- **Dataset extract**:
# # # # #
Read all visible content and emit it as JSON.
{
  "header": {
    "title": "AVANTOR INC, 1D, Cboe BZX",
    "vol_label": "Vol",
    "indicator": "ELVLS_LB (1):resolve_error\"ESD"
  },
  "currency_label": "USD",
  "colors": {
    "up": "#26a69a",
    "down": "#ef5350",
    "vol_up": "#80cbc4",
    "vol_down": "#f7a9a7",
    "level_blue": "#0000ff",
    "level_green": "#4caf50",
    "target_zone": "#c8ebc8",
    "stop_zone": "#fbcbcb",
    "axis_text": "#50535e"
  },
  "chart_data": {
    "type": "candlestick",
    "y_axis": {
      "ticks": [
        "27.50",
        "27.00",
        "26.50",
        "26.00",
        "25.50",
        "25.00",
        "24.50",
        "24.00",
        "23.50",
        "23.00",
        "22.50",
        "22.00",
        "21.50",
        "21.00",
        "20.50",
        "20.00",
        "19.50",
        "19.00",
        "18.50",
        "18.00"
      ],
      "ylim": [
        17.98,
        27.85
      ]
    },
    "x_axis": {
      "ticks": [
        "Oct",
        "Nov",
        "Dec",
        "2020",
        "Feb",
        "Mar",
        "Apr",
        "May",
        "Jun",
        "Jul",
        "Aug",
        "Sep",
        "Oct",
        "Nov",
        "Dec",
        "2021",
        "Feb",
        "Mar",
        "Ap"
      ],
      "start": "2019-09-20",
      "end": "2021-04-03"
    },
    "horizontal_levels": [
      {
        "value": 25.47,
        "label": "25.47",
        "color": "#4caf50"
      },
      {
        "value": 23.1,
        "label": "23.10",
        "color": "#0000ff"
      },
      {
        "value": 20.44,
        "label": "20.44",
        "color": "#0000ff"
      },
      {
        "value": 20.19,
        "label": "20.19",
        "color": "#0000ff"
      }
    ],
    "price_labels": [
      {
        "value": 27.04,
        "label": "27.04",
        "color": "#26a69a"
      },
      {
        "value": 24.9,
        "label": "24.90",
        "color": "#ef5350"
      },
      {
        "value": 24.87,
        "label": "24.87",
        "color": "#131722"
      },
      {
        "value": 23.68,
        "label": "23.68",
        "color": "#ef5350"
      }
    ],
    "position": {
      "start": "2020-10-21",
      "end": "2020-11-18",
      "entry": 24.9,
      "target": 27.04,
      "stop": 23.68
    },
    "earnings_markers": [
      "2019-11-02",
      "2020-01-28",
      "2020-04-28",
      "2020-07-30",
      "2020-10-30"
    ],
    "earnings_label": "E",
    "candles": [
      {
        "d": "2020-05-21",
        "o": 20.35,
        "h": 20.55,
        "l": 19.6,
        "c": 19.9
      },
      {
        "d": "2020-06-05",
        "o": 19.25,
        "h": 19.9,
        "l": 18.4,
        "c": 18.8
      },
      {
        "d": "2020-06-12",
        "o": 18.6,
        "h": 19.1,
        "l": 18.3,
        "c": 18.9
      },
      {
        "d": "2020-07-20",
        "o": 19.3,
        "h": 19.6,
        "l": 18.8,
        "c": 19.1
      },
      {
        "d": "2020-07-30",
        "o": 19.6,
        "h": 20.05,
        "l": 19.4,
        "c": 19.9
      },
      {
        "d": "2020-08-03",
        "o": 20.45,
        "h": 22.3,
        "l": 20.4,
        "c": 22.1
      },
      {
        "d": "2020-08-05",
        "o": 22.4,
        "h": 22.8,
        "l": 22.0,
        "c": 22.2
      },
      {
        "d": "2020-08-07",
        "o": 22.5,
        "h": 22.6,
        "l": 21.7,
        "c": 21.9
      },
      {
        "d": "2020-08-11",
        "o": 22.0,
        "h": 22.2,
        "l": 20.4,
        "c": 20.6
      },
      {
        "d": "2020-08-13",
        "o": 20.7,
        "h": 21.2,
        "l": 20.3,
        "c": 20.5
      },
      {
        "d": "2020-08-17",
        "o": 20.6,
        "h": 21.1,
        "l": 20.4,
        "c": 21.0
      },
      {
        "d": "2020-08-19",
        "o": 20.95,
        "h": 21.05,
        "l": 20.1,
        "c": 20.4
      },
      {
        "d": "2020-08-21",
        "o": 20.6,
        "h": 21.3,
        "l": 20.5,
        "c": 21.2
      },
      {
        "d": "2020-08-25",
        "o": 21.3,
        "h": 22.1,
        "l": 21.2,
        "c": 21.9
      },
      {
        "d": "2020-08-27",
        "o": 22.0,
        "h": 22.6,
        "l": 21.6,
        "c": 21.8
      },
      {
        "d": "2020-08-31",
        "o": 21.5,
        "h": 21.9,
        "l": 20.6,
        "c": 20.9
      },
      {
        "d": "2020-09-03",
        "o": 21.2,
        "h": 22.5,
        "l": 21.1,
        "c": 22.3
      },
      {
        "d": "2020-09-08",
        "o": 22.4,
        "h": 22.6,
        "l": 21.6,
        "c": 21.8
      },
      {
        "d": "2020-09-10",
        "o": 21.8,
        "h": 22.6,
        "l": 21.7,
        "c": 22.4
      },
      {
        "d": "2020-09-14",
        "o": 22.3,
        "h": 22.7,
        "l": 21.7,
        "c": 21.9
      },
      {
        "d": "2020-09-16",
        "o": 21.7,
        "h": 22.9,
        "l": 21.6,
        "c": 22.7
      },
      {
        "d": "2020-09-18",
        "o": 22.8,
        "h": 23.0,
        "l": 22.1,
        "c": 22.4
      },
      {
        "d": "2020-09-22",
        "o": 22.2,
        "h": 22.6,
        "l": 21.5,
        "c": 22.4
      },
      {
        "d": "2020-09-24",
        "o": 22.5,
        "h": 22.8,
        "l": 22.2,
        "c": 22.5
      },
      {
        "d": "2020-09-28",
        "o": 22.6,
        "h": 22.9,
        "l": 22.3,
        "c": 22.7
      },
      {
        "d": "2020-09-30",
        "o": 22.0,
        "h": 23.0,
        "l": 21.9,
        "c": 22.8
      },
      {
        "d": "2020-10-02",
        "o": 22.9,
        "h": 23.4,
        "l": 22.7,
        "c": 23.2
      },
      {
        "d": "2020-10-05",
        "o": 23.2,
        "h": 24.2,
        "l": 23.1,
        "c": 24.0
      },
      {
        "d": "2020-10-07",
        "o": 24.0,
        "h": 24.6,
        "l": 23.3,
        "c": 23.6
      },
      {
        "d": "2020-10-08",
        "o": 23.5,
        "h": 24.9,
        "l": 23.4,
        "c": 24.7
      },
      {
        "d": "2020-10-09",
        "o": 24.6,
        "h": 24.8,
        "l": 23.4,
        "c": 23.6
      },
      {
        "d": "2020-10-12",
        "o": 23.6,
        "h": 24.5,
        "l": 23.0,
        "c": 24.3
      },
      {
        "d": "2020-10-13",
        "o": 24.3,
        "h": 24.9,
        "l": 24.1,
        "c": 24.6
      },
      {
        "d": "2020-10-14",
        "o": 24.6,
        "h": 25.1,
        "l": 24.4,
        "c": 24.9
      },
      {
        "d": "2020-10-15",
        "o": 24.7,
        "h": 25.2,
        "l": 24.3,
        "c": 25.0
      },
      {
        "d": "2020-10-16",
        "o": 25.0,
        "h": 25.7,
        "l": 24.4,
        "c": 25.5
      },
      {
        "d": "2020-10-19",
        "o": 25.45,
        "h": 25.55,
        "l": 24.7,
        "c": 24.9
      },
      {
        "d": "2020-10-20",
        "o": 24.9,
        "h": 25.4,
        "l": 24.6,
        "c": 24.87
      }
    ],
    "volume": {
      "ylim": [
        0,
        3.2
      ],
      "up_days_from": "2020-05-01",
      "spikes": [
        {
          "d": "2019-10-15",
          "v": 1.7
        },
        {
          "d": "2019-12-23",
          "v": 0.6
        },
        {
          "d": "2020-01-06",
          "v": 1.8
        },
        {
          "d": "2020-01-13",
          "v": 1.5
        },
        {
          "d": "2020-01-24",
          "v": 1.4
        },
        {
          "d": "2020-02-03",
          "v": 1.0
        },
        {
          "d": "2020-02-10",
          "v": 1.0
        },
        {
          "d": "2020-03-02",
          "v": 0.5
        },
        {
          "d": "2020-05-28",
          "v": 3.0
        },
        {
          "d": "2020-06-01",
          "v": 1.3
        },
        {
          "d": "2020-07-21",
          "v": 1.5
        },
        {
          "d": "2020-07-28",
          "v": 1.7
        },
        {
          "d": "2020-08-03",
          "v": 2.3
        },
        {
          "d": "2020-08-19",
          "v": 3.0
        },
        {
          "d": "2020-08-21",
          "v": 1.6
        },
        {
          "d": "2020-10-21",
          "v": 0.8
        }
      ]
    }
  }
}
# # # # #
- **Problem details**: Gather all lines with the string "value" from the data.

- **Exercise response**:
        "value": 25.47,
        "value": 23.1,
        "value": 20.44,
        "value": 20.19,
        "value": 27.04,
        "value": 24.9,
        "value": 24.87,
        "value": 23.68,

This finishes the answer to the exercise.